-- start Supplied records --
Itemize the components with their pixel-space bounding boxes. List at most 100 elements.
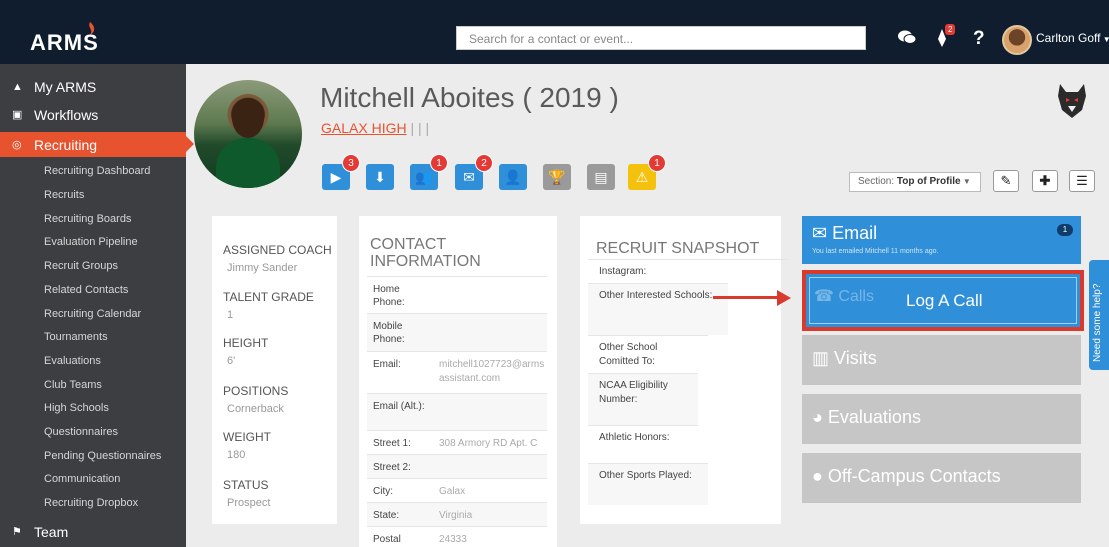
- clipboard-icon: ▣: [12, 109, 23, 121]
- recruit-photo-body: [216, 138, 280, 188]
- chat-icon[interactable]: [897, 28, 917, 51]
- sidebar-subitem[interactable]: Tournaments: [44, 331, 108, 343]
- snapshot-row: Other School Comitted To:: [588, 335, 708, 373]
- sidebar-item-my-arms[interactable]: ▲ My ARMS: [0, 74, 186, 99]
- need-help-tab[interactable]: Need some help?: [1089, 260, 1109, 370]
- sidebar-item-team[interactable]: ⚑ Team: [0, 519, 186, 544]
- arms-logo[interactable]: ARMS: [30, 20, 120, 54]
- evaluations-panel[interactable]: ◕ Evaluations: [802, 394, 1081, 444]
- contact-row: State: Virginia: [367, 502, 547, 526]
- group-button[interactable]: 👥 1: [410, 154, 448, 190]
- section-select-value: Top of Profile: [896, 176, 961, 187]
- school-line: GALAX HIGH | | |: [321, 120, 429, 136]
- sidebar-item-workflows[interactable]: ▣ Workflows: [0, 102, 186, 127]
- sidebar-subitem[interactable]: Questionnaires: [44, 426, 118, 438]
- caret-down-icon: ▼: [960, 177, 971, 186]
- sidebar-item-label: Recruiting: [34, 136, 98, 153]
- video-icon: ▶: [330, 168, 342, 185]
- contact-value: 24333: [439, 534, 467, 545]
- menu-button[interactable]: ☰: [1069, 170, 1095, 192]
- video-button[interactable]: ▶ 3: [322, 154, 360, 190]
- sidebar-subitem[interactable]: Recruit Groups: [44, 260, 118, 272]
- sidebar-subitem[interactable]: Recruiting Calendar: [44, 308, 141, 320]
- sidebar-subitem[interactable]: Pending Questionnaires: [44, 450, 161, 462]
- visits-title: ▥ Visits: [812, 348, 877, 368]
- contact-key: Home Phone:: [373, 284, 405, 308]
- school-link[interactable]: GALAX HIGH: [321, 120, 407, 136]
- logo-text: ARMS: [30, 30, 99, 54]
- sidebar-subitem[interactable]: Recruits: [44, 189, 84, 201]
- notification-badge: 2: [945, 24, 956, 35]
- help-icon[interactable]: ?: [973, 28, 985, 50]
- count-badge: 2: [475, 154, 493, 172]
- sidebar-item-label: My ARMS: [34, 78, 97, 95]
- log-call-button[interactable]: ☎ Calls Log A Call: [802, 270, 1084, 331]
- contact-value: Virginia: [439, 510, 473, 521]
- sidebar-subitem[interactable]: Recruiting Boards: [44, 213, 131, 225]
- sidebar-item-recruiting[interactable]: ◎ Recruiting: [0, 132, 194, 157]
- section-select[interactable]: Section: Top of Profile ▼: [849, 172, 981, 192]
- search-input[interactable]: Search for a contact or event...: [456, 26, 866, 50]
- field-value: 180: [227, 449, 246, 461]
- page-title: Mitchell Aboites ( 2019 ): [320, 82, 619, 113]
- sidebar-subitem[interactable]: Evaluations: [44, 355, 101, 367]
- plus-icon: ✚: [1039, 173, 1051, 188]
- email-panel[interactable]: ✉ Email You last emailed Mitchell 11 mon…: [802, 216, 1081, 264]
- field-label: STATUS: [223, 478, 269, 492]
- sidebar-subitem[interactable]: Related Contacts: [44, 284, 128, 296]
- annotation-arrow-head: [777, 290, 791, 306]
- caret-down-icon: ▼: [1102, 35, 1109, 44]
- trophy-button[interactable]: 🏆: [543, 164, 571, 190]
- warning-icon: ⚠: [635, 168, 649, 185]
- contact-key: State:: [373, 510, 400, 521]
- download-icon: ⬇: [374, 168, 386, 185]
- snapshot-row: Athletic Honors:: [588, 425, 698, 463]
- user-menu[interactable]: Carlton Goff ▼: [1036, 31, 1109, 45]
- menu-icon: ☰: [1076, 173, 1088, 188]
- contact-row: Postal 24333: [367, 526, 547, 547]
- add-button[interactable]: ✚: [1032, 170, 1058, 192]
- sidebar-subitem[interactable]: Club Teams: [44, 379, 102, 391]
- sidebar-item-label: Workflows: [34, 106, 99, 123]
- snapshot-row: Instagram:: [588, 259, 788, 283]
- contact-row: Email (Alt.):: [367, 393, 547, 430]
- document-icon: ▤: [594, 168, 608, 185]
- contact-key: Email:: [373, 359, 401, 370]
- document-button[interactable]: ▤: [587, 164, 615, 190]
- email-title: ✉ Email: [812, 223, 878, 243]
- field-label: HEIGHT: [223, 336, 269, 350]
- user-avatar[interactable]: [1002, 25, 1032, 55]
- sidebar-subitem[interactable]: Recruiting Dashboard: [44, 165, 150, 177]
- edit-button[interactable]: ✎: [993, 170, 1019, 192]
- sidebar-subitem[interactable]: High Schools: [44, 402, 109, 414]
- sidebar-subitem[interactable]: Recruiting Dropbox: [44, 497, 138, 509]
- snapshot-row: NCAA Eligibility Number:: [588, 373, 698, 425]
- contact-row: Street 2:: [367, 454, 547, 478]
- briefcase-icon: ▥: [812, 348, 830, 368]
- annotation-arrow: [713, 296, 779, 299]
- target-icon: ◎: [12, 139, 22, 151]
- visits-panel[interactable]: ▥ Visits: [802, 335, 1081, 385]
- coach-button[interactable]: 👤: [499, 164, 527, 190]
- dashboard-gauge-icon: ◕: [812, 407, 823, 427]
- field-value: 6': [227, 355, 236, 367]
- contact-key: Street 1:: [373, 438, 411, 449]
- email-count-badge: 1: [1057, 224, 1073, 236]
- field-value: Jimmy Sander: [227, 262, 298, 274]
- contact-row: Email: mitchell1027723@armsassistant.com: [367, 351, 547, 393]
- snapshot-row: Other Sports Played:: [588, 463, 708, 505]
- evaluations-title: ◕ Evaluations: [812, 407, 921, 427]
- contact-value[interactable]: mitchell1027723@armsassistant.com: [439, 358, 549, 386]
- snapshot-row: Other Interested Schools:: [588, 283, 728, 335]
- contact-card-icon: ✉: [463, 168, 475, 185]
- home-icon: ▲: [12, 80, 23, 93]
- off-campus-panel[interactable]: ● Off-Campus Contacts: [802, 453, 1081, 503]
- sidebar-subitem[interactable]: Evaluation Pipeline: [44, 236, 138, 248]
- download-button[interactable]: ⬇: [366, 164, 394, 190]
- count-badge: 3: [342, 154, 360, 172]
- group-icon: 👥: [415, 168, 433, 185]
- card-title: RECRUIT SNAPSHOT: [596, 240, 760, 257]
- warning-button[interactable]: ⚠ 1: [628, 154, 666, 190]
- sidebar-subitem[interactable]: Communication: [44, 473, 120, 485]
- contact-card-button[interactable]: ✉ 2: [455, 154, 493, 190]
-- end Supplied records --
-- start Supplied records --
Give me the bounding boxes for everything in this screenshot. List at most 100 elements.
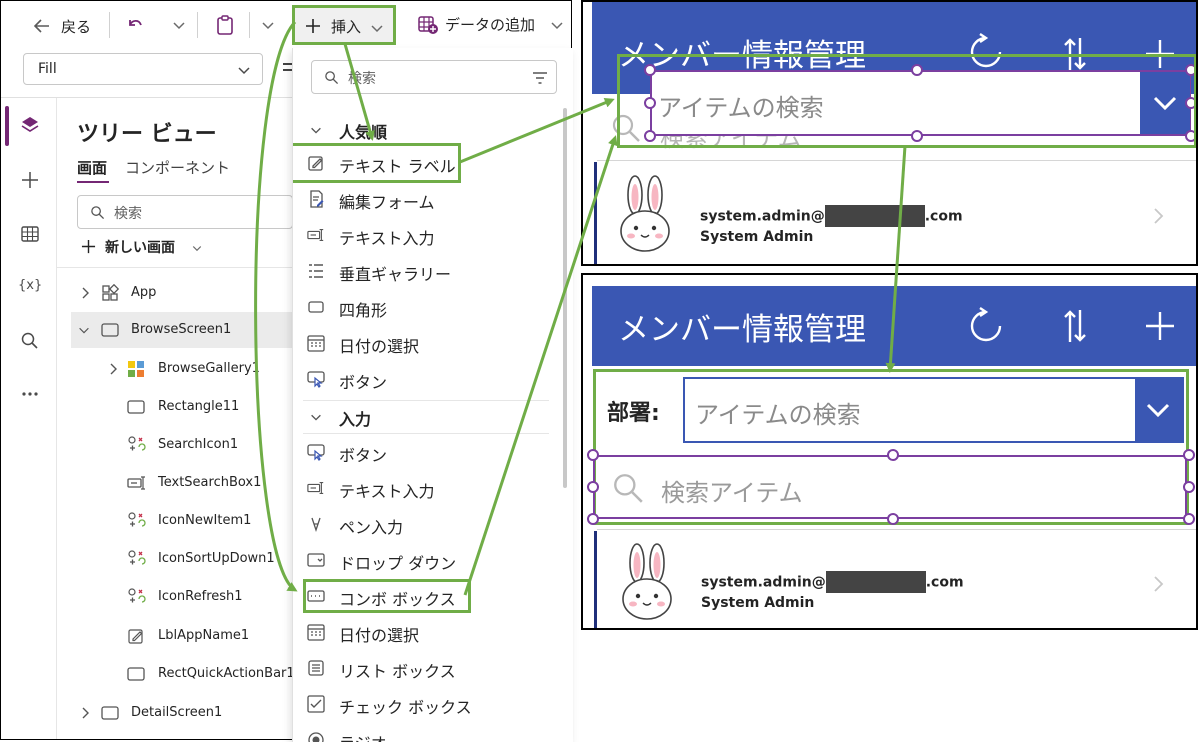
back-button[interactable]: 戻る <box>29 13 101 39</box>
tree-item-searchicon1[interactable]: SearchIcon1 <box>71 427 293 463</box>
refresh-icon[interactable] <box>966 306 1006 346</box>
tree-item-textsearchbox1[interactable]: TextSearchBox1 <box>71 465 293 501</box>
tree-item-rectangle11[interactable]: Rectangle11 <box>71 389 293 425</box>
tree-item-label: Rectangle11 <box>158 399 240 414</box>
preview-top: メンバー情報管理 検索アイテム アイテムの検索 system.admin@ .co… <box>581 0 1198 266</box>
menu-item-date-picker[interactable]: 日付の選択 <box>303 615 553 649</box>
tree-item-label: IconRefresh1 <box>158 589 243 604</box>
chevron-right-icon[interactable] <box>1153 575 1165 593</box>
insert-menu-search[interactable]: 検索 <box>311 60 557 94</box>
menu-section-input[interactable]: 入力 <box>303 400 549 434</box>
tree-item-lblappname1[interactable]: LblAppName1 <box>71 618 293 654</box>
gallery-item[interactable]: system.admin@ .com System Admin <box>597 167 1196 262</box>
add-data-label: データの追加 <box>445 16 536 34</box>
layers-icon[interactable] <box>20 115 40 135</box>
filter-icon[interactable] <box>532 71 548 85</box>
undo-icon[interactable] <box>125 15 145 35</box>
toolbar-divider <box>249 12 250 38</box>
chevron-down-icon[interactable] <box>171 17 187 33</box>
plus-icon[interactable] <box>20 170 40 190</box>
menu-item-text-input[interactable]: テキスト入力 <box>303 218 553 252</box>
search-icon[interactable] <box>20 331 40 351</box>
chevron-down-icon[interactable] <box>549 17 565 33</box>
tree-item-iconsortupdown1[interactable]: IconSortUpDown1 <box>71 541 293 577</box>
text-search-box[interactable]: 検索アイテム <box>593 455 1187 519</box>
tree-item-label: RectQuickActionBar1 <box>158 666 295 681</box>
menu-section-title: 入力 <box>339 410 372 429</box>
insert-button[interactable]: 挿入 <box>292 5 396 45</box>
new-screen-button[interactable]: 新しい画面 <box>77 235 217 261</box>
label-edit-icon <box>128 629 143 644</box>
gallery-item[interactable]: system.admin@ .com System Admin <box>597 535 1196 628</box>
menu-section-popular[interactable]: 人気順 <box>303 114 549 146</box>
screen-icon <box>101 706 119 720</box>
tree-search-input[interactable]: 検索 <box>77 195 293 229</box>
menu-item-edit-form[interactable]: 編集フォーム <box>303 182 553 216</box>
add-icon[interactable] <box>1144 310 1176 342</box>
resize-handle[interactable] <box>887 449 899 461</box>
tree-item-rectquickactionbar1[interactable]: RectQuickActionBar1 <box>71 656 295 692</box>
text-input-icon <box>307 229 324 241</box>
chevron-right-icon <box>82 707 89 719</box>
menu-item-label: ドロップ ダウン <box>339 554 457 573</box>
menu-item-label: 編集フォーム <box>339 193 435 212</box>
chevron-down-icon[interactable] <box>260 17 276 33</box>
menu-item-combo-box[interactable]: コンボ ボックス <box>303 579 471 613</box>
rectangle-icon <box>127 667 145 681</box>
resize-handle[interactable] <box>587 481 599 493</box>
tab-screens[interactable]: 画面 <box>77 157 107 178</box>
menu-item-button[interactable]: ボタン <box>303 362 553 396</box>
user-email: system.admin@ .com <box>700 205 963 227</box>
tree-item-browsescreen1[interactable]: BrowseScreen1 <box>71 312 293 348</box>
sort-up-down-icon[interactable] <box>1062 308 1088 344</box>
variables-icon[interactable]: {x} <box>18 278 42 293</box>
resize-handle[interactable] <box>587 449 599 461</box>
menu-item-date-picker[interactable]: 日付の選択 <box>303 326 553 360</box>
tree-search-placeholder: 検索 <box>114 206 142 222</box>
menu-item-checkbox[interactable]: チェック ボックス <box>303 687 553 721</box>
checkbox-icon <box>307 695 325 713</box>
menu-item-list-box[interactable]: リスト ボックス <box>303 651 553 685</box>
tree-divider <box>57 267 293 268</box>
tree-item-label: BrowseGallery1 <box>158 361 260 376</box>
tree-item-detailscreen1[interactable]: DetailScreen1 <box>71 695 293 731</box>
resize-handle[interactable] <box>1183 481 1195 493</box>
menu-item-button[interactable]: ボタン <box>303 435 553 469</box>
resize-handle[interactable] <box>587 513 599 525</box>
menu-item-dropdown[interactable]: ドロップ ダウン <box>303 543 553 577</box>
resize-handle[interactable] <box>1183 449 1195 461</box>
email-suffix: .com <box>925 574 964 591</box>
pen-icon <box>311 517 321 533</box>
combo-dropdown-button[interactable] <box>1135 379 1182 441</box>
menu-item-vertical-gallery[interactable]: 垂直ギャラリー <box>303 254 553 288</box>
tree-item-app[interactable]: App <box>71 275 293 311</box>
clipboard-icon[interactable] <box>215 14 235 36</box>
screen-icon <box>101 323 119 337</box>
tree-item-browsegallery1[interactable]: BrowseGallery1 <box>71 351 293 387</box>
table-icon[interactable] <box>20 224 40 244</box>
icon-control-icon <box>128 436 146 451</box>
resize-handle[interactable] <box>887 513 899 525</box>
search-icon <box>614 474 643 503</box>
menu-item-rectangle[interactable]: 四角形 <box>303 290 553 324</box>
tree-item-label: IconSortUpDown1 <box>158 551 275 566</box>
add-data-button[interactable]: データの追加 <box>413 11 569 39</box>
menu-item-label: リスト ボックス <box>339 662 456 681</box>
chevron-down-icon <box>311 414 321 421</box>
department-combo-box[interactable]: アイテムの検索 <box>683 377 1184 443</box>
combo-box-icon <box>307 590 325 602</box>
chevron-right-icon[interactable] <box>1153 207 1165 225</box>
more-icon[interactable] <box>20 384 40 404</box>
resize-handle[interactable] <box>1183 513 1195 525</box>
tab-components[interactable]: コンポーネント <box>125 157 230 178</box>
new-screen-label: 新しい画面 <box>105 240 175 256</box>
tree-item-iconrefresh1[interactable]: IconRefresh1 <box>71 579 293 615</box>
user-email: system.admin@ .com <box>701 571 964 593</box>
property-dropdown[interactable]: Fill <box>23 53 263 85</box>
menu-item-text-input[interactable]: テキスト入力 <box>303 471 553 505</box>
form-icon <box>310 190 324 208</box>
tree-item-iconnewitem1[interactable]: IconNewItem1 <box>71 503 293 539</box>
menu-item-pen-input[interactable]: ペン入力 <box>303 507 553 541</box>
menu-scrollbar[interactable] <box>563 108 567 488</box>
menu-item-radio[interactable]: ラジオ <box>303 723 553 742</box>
-- end Supplied records --
■ **What the exercise asks**
Lay out the lines from the line with "- clipboard-icon: ▣: [12, 109, 23, 121]" up to and including the line with "- sidebar-item-my-arms[interactable]: ▲" as a Markdown table with the columns "Line No." and "Content", numbering each line and leaving out any blank lines.

■ **Result for this exercise**
| Line No. | Content |
|---|---|
| 1 | - clipboard-icon: ▣: [12, 109, 23, 121] |
| 2 | - recruit-photo-body: [216, 138, 280, 188] |
| 3 | - chat-icon[interactable]: [897, 28, 917, 51] |
| 4 | - sidebar-subitem[interactable]: Tournaments: [44, 331, 108, 343] |
| 5 | - snapshot-row: Other School Comitted To:: [588, 335, 708, 373] |
| 6 | - sidebar-item-my-arms[interactable]: ▲ My ARMS: [0, 74, 186, 99] |